◆ Given records:
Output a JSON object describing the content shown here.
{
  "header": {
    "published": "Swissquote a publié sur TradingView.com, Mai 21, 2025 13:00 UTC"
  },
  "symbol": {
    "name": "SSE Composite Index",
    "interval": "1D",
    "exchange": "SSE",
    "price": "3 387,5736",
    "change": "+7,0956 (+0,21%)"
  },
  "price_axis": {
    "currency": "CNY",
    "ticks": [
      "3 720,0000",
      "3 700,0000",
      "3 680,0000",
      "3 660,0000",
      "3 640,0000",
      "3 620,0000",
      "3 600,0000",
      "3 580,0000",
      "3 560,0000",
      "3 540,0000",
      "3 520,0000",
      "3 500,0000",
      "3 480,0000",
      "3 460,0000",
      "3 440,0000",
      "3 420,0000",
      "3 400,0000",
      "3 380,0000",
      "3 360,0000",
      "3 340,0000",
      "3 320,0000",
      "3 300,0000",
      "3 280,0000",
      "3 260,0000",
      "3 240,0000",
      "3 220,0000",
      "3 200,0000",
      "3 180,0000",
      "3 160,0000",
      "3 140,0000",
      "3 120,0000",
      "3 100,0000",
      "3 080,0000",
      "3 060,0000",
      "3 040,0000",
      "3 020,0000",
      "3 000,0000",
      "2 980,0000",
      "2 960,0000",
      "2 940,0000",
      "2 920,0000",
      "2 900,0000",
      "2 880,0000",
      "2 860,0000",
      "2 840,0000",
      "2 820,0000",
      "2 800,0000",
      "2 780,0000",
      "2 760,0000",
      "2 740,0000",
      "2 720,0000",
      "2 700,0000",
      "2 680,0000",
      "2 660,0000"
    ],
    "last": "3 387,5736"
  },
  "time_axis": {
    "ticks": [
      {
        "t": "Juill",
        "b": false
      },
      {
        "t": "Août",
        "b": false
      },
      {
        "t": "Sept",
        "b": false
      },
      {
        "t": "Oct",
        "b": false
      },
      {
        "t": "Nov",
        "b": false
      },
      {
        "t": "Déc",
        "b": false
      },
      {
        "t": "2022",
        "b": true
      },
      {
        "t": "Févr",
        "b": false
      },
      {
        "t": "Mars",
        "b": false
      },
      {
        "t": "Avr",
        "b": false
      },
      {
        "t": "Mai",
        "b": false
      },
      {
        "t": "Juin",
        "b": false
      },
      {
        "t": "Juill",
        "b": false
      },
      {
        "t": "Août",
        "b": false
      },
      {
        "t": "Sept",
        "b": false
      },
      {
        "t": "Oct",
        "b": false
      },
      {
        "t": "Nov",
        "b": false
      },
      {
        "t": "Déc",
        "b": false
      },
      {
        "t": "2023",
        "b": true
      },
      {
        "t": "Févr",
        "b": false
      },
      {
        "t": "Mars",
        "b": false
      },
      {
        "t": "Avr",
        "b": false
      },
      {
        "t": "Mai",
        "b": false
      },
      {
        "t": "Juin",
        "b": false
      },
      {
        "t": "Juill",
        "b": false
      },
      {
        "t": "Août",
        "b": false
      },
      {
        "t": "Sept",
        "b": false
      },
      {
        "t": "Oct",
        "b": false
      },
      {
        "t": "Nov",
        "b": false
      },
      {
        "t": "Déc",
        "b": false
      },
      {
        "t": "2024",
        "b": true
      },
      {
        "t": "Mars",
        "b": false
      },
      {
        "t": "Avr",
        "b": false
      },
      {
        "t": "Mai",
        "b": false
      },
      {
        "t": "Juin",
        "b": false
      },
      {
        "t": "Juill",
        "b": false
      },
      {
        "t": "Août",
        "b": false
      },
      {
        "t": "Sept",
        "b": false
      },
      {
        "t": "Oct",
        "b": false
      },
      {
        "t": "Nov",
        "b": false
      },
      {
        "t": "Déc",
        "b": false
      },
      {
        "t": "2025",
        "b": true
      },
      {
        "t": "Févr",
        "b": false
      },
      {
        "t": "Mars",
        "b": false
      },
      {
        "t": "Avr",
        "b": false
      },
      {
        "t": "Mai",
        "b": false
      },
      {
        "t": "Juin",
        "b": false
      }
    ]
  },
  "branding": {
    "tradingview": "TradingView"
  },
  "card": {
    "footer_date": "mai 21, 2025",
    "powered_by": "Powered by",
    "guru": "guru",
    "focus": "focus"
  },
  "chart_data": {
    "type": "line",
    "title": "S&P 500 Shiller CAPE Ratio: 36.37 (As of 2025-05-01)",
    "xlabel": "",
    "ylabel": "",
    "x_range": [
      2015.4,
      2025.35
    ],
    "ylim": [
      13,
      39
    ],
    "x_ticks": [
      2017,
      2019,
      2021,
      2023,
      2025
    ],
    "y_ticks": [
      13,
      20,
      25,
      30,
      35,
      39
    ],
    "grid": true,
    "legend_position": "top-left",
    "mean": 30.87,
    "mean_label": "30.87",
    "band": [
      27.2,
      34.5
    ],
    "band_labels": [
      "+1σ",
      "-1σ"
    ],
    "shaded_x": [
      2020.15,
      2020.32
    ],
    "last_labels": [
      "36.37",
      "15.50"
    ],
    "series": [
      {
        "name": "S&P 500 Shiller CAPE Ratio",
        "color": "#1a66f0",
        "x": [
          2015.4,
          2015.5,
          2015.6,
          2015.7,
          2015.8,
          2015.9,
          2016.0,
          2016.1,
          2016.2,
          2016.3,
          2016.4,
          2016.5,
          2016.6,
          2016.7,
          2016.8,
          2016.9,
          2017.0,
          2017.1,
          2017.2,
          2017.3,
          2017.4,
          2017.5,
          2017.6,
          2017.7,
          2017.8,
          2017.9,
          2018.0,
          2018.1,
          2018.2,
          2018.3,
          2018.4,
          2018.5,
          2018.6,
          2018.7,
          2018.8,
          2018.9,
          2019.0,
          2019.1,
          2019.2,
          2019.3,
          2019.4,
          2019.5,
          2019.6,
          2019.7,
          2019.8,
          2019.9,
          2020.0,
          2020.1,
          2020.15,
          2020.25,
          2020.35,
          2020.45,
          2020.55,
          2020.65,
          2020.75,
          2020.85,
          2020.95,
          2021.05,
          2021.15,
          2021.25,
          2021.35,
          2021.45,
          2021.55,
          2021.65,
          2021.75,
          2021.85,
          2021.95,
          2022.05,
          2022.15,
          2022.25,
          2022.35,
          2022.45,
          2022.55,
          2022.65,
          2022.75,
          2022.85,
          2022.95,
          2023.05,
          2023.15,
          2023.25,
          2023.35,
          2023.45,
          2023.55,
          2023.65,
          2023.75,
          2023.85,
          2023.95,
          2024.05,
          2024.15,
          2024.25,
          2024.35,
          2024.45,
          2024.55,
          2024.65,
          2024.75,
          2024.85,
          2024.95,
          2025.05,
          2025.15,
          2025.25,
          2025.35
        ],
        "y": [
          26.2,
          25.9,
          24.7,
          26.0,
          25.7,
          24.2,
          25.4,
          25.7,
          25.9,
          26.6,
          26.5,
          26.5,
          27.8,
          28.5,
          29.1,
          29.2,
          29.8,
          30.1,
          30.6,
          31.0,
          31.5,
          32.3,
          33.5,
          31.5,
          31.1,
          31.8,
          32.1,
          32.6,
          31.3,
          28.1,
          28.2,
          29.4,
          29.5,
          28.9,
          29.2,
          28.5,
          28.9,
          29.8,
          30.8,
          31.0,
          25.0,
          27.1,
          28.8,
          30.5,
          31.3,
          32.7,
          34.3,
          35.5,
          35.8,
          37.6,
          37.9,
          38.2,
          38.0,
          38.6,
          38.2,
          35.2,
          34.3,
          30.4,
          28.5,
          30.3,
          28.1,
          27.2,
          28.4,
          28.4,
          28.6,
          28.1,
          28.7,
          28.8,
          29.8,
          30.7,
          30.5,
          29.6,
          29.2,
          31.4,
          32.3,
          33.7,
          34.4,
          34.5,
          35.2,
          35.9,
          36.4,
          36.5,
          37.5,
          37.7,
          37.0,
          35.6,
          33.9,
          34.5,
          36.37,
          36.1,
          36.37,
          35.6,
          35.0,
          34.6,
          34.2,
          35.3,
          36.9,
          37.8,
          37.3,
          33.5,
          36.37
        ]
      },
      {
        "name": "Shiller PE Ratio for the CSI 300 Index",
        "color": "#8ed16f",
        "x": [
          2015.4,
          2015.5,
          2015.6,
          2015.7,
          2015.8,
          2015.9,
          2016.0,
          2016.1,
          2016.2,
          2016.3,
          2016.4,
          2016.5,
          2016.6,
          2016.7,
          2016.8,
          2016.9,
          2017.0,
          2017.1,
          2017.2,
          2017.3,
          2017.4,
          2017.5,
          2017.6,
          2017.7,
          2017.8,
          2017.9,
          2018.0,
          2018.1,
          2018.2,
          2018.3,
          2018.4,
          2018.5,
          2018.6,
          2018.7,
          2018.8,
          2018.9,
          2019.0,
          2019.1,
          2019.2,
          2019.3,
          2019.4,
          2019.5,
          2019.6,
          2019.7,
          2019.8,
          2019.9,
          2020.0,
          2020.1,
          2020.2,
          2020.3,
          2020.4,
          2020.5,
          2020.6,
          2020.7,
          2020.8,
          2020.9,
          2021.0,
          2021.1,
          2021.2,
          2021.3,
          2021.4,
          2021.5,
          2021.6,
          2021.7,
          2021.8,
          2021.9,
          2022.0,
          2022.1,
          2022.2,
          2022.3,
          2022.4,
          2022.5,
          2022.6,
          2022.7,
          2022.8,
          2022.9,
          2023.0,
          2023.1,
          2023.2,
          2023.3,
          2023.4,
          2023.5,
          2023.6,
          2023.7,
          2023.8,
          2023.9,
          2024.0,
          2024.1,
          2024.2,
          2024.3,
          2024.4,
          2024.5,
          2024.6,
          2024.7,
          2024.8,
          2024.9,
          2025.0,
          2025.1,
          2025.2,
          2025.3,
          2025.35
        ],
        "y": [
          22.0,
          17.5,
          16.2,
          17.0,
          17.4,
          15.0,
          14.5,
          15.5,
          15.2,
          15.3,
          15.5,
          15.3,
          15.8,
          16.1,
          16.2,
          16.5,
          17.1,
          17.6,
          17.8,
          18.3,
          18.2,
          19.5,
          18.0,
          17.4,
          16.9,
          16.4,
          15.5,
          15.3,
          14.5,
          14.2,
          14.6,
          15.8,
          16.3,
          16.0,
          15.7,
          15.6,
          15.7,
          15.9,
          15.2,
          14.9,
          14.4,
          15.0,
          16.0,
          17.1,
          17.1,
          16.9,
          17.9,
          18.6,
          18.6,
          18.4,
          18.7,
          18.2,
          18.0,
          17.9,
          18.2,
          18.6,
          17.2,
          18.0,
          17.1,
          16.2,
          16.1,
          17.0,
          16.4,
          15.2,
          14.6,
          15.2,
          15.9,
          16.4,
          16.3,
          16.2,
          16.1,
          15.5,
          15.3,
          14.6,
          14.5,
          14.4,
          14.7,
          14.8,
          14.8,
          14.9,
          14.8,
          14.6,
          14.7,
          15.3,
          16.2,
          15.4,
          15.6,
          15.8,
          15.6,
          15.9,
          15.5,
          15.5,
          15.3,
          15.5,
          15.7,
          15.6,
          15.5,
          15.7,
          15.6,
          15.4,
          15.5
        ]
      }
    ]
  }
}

◆ Work to complete: Select all lines in the listing above where the word "Shiller" appears, and show them.

◆ Response to this task:
    "title": "S&P 500 Shiller CAPE Ratio: 36.37 (As of 2025-05-01)",
        "name": "S&P 500 Shiller CAPE Ratio",
        "name": "Shiller PE Ratio for the CSI 300 Index",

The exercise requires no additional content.